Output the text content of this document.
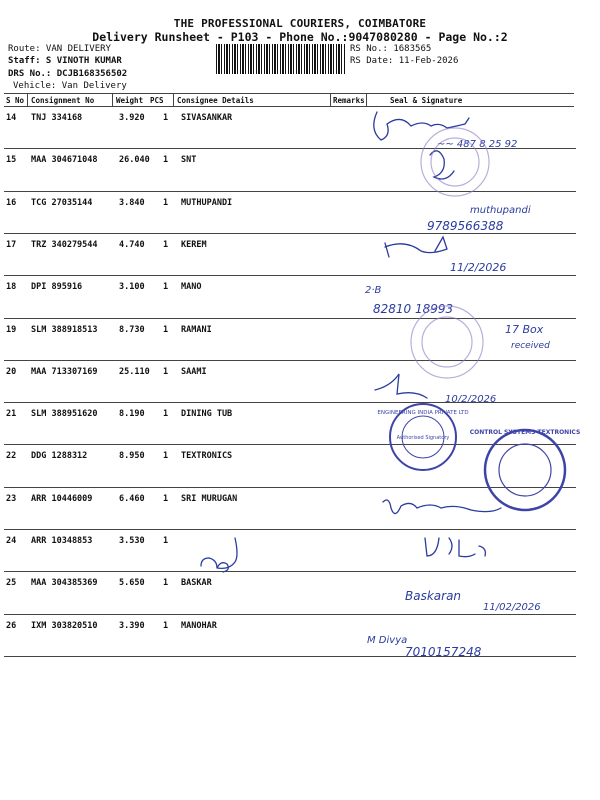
THE PROFESSIONAL COURIERS, COIMBATORE
Delivery Runsheet - P103 - Phone No.:9047080280 - Page No.:2
Route: VAN DELIVERY
Staff: S VINOTH KUMAR
DRS No.: DCJB168356502
Vehicle: Van Delivery
RS No.: 1683565
RS Date: 11-Feb-2026
S No Consignment No	Weight PCS Consignee Details	Remarks	Seal & Signature
14 TNJ 334168	3.920 1 SIVASANKAR
15 MAA 304671048	26.040 1 SNT
16 TCG 27035144	3.840 1 MUTHUPANDI
17 TRZ 340279544	4.740 1 KEREM
18 DPI 895916	3.100 1 MANO
19 SLM 388918513	8.730 1 RAMANI
20 MAA 713307169	25.110 1 SAAMI
21 SLM 388951620	8.190 1 DINING TUB
22 DDG 1288312	8.950 1 TEXTRONICS
23 ARR 10446009	6.460 1 SRI MURUGAN
24 ARR 10348853	3.530 1
25 MAA 304385369	5.650 1 BASKAR
26 IXM 303820510	3.390 1 MANOHAR
~~ 487 8 25 92
muthupandi
9789566388
11/2/2026
2·B
82810 18993
17 Box
received
10/2/2026
Baskaran
11/02/2026
M Divya
7010157248
ENGINEERING INDIA PRIVATE LTD
Authorised Signatory
CONTROL SYSTEMS TEXTRONICS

Direction =
All the lines above are to be reproduced exactly, except the pictures.

Answer below =
Output the text content of this document.
THE PROFESSIONAL COURIERS, COIMBATORE
Delivery Runsheet - P103 - Phone No.:9047080280 - Page No.:2
Route: VAN DELIVERY
Staff: S VINOTH KUMAR
DRS No.: DCJB168356502
Vehicle: Van Delivery
RS No.: 1683565
RS Date: 11-Feb-2026
S No Consignment No	Weight PCS Consignee Details	Remarks	Seal & Signature
14 TNJ 334168	3.920 1 SIVASANKAR
15 MAA 304671048	26.040 1 SNT
16 TCG 27035144	3.840 1 MUTHUPANDI
17 TRZ 340279544	4.740 1 KEREM
18 DPI 895916	3.100 1 MANO
19 SLM 388918513	8.730 1 RAMANI
20 MAA 713307169	25.110 1 SAAMI
21 SLM 388951620	8.190 1 DINING TUB
22 DDG 1288312	8.950 1 TEXTRONICS
23 ARR 10446009	6.460 1 SRI MURUGAN
24 ARR 10348853	3.530 1
25 MAA 304385369	5.650 1 BASKAR
26 IXM 303820510	3.390 1 MANOHAR
~~ 487 8 25 92
muthupandi
9789566388
11/2/2026
2·B
82810 18993
17 Box
received
10/2/2026
Baskaran
11/02/2026
M Divya
7010157248
ENGINEERING INDIA PRIVATE LTD
Authorised Signatory
CONTROL SYSTEMS TEXTRONICS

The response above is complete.